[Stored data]
○ ○ ○ ○ ○ ○ ○

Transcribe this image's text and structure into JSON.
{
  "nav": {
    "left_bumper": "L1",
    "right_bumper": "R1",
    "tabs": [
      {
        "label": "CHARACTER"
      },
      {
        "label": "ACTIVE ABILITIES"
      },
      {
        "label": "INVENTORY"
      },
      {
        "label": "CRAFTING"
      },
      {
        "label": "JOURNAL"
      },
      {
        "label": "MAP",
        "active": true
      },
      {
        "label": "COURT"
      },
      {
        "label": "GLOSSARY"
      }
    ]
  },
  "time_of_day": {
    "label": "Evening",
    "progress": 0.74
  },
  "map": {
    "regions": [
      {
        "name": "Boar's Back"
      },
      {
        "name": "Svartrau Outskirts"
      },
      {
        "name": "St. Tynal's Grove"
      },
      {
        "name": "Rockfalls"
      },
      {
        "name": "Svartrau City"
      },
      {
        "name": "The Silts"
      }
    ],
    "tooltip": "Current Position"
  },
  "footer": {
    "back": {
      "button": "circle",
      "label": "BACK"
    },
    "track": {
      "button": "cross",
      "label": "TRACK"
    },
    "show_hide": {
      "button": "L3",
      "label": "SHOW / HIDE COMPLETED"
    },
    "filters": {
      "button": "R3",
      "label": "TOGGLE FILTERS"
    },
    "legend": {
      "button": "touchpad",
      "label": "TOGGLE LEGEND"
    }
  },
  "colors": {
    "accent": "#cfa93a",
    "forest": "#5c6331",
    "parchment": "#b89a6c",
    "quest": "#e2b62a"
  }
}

○ ○ ○ ○ ○ ○ ○

■ What you will do
In the entries above, find each line with the word "button" and copy it.

■ Full solution
      "button": "circle",
      "button": "cross",
      "button": "L3",
      "button": "R3",
      "button": "touchpad",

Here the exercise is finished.